Data tied to figure images ->
+ + + + + + +

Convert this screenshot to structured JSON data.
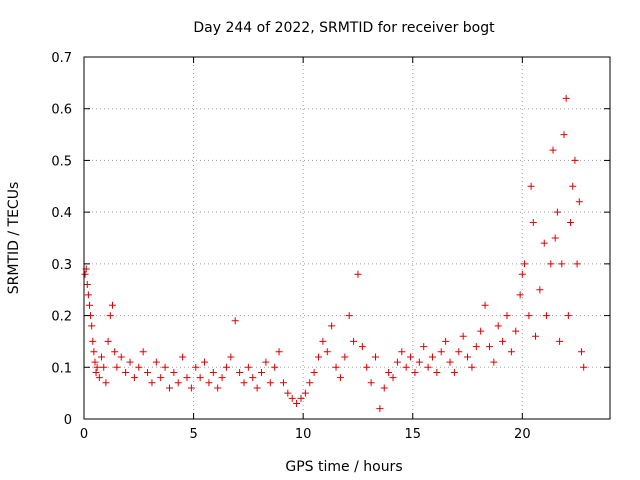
{
  "chart_data": {
    "type": "scatter",
    "title": "Day 244 of 2022, SRMTID for receiver bogt",
    "xlabel": "GPS time / hours",
    "ylabel": "SRMTID / TECUs",
    "xlim": [
      0,
      24
    ],
    "ylim": [
      0,
      0.7
    ],
    "xticks": [
      0,
      5,
      10,
      15,
      20
    ],
    "yticks": [
      0,
      0.1,
      0.2,
      0.3,
      0.4,
      0.5,
      0.6,
      0.7
    ],
    "xtick_labels": [
      "0",
      "5",
      "10",
      "15",
      "20"
    ],
    "ytick_labels": [
      "0",
      "0.1",
      "0.2",
      "0.3",
      "0.4",
      "0.5",
      "0.6",
      "0.7"
    ],
    "grid": true,
    "marker": "plus",
    "color": "#e00000",
    "series": [
      {
        "name": "SRMTID",
        "points": [
          [
            0.05,
            0.28
          ],
          [
            0.1,
            0.29
          ],
          [
            0.15,
            0.26
          ],
          [
            0.2,
            0.24
          ],
          [
            0.25,
            0.22
          ],
          [
            0.3,
            0.2
          ],
          [
            0.35,
            0.18
          ],
          [
            0.4,
            0.15
          ],
          [
            0.45,
            0.13
          ],
          [
            0.5,
            0.11
          ],
          [
            0.55,
            0.09
          ],
          [
            0.6,
            0.1
          ],
          [
            0.7,
            0.08
          ],
          [
            0.8,
            0.12
          ],
          [
            0.9,
            0.1
          ],
          [
            1.0,
            0.07
          ],
          [
            1.1,
            0.15
          ],
          [
            1.2,
            0.2
          ],
          [
            1.3,
            0.22
          ],
          [
            1.4,
            0.13
          ],
          [
            1.5,
            0.1
          ],
          [
            1.7,
            0.12
          ],
          [
            1.9,
            0.09
          ],
          [
            2.1,
            0.11
          ],
          [
            2.3,
            0.08
          ],
          [
            2.5,
            0.1
          ],
          [
            2.7,
            0.13
          ],
          [
            2.9,
            0.09
          ],
          [
            3.1,
            0.07
          ],
          [
            3.3,
            0.11
          ],
          [
            3.5,
            0.08
          ],
          [
            3.7,
            0.1
          ],
          [
            3.9,
            0.06
          ],
          [
            4.1,
            0.09
          ],
          [
            4.3,
            0.07
          ],
          [
            4.5,
            0.12
          ],
          [
            4.7,
            0.08
          ],
          [
            4.9,
            0.06
          ],
          [
            5.1,
            0.1
          ],
          [
            5.3,
            0.08
          ],
          [
            5.5,
            0.11
          ],
          [
            5.7,
            0.07
          ],
          [
            5.9,
            0.09
          ],
          [
            6.1,
            0.06
          ],
          [
            6.3,
            0.08
          ],
          [
            6.5,
            0.1
          ],
          [
            6.7,
            0.12
          ],
          [
            6.9,
            0.19
          ],
          [
            7.1,
            0.09
          ],
          [
            7.3,
            0.07
          ],
          [
            7.5,
            0.1
          ],
          [
            7.7,
            0.08
          ],
          [
            7.9,
            0.06
          ],
          [
            8.1,
            0.09
          ],
          [
            8.3,
            0.11
          ],
          [
            8.5,
            0.07
          ],
          [
            8.7,
            0.1
          ],
          [
            8.9,
            0.13
          ],
          [
            9.1,
            0.07
          ],
          [
            9.3,
            0.05
          ],
          [
            9.5,
            0.04
          ],
          [
            9.7,
            0.03
          ],
          [
            9.9,
            0.04
          ],
          [
            10.1,
            0.05
          ],
          [
            10.3,
            0.07
          ],
          [
            10.5,
            0.09
          ],
          [
            10.7,
            0.12
          ],
          [
            10.9,
            0.15
          ],
          [
            11.1,
            0.13
          ],
          [
            11.3,
            0.18
          ],
          [
            11.5,
            0.1
          ],
          [
            11.7,
            0.08
          ],
          [
            11.9,
            0.12
          ],
          [
            12.1,
            0.2
          ],
          [
            12.3,
            0.15
          ],
          [
            12.5,
            0.28
          ],
          [
            12.7,
            0.14
          ],
          [
            12.9,
            0.1
          ],
          [
            13.1,
            0.07
          ],
          [
            13.3,
            0.12
          ],
          [
            13.5,
            0.02
          ],
          [
            13.7,
            0.06
          ],
          [
            13.9,
            0.09
          ],
          [
            14.1,
            0.08
          ],
          [
            14.3,
            0.11
          ],
          [
            14.5,
            0.13
          ],
          [
            14.7,
            0.1
          ],
          [
            14.9,
            0.12
          ],
          [
            15.1,
            0.09
          ],
          [
            15.3,
            0.11
          ],
          [
            15.5,
            0.14
          ],
          [
            15.7,
            0.1
          ],
          [
            15.9,
            0.12
          ],
          [
            16.1,
            0.09
          ],
          [
            16.3,
            0.13
          ],
          [
            16.5,
            0.15
          ],
          [
            16.7,
            0.11
          ],
          [
            16.9,
            0.09
          ],
          [
            17.1,
            0.13
          ],
          [
            17.3,
            0.16
          ],
          [
            17.5,
            0.12
          ],
          [
            17.7,
            0.1
          ],
          [
            17.9,
            0.14
          ],
          [
            18.1,
            0.17
          ],
          [
            18.3,
            0.22
          ],
          [
            18.5,
            0.14
          ],
          [
            18.7,
            0.11
          ],
          [
            18.9,
            0.18
          ],
          [
            19.1,
            0.15
          ],
          [
            19.3,
            0.2
          ],
          [
            19.5,
            0.13
          ],
          [
            19.7,
            0.17
          ],
          [
            19.9,
            0.24
          ],
          [
            20.0,
            0.28
          ],
          [
            20.1,
            0.3
          ],
          [
            20.3,
            0.2
          ],
          [
            20.4,
            0.45
          ],
          [
            20.5,
            0.38
          ],
          [
            20.6,
            0.16
          ],
          [
            20.8,
            0.25
          ],
          [
            21.0,
            0.34
          ],
          [
            21.1,
            0.2
          ],
          [
            21.3,
            0.3
          ],
          [
            21.4,
            0.52
          ],
          [
            21.5,
            0.35
          ],
          [
            21.6,
            0.4
          ],
          [
            21.7,
            0.15
          ],
          [
            21.8,
            0.3
          ],
          [
            21.9,
            0.55
          ],
          [
            22.0,
            0.62
          ],
          [
            22.1,
            0.2
          ],
          [
            22.2,
            0.38
          ],
          [
            22.3,
            0.45
          ],
          [
            22.4,
            0.5
          ],
          [
            22.5,
            0.3
          ],
          [
            22.6,
            0.42
          ],
          [
            22.7,
            0.13
          ],
          [
            22.8,
            0.1
          ]
        ]
      }
    ]
  }
}
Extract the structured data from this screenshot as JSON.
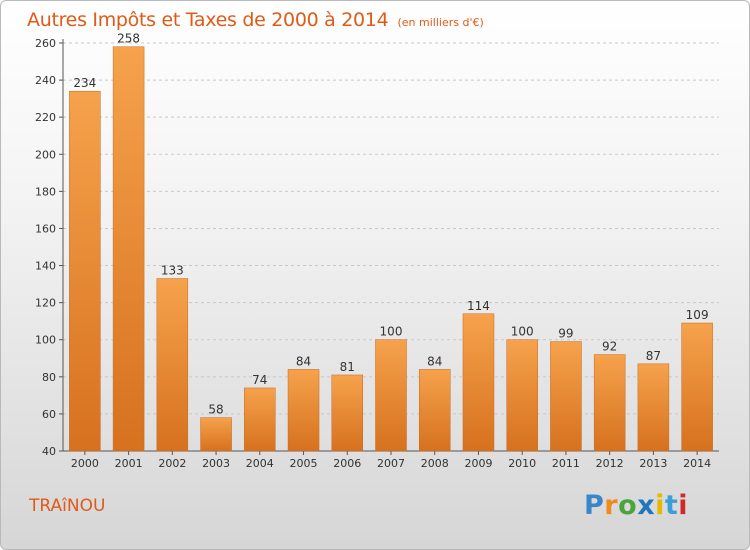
{
  "title": "Autres Impôts et Taxes de 2000 à 2014",
  "unit_note": "(en milliers d'€)",
  "commune": "TRAîNOU",
  "logo": {
    "letters": [
      "P",
      "r",
      "o",
      "x",
      "i",
      "t",
      "i"
    ],
    "colors": [
      "#3a86c8",
      "#f08a1a",
      "#4aa53c",
      "#1f77c0",
      "#e6b800",
      "#3aa0d8",
      "#d12a2a"
    ]
  },
  "colors": {
    "bar": "#f1943f",
    "bar_dark": "#d97427",
    "text_accent": "#e05a17"
  },
  "chart_data": {
    "type": "bar",
    "title": "Autres Impôts et Taxes de 2000 à 2014",
    "categories": [
      "2000",
      "2001",
      "2002",
      "2003",
      "2004",
      "2005",
      "2006",
      "2007",
      "2008",
      "2009",
      "2010",
      "2011",
      "2012",
      "2013",
      "2014"
    ],
    "values": [
      234,
      258,
      133,
      58,
      74,
      84,
      81,
      100,
      84,
      114,
      100,
      99,
      92,
      87,
      109
    ],
    "ylim": [
      40,
      260
    ],
    "yticks": [
      40,
      60,
      80,
      100,
      120,
      140,
      160,
      180,
      200,
      220,
      240,
      260
    ],
    "grid": "horizontal-dashed"
  }
}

+ + + + + + +

Only a number is wanted: how many lines of the material include the word "Impôts".

2